EXTRACT:
JavaScriptMVC is broken down into 4 independent sub-projects:
- StealJS - Dependency Management, Code Generators, Production builds, Code cleaning.
- FuncUnit - Web testing framework
- DocumentJS - JS documentation framework
- jQueryMX - jQuery MVC extentions
In the download, these are arranged into the following folders
funcunit
documentjs
jquery
steal
Within each of these folders, are numerous sub-plugins. For example, JavaScriptMVC's controller is found in jquery/controller/controller.js.
JavaScriptMVC encourages you to use a similar folder structure. We organized the todo app at the end of the application like:
funcunit
documentjs
jquery
steal
todo/
todo.js
todo.html
JavaScriptMVC uses StealJS for dependency management and production builds. To use steal, you just have to load the steal script in your page and point it to a script file that loads your other files. For example, putting the following in todo.html loads steal.js and tells it to load todo/todo.js.
<script type='text/javascript'
src='../steal/steal.js?todo/todo.js'>
</script>
The todo.js file can then use steal to load any dependencies it needs. JavaScriptMVC comes with the jQuery library in 'jquery/jquery.js'.
The following loads jQuery and uses it to write Todo List:
steal('../jquery/jquery').then(function(){
$(document.body).append("<h1>Todo List</h1>")
})
Because loading from JavaScriptMVC's root folder is extremely common, steal provides a plugins helper method. We can write the above as:
steal.plugins('jquery').then(function(){
$(document.body).append("<h1>Todo List</h1>")
})

DATASET EXTRACT:
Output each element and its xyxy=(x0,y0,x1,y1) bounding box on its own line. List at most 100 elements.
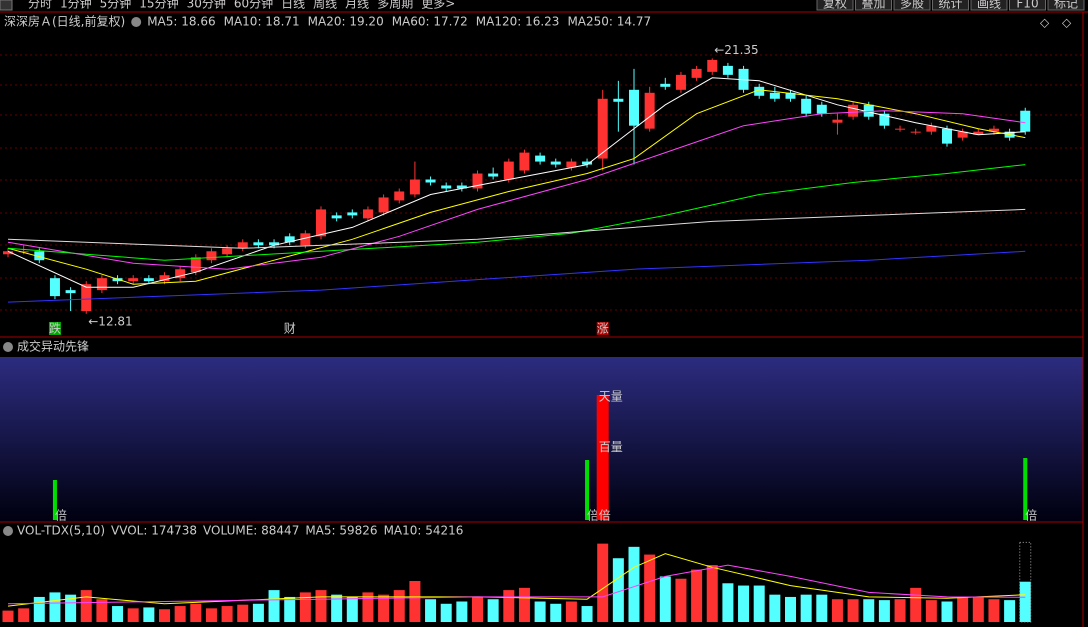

GIVEN REQUEST 1:
In the JavaScriptMVC excerpt, why does steal provide a plugins helper method? Answer in one to three sentences.
GIVEN REQUEST 2:
Quote the JavaScriptMVC excerpt word for word, beginning at "JavaScriptMVC encourages you" and stopping after "to load todo/todo.js.".

TASK RESULT 1:
Steal provides the plugins helper method because loading from JavaScriptMVC's root folder is extremely common. With it, the jQuery load can be written as steal.plugins('jquery') instead of steal('../jquery/jquery').

TASK RESULT 2:
JavaScriptMVC encourages you to use a similar folder structure. We organized the todo app at the end of the application like:
funcunit
documentjs
jquery
steal
todo/
todo.js
todo.html
JavaScriptMVC uses StealJS for dependency management and production builds. To use steal, you just have to load the steal script in your page and point it to a script file that loads your other files. For example, putting the following in todo.html loads steal.js and tells it to load todo/todo.js.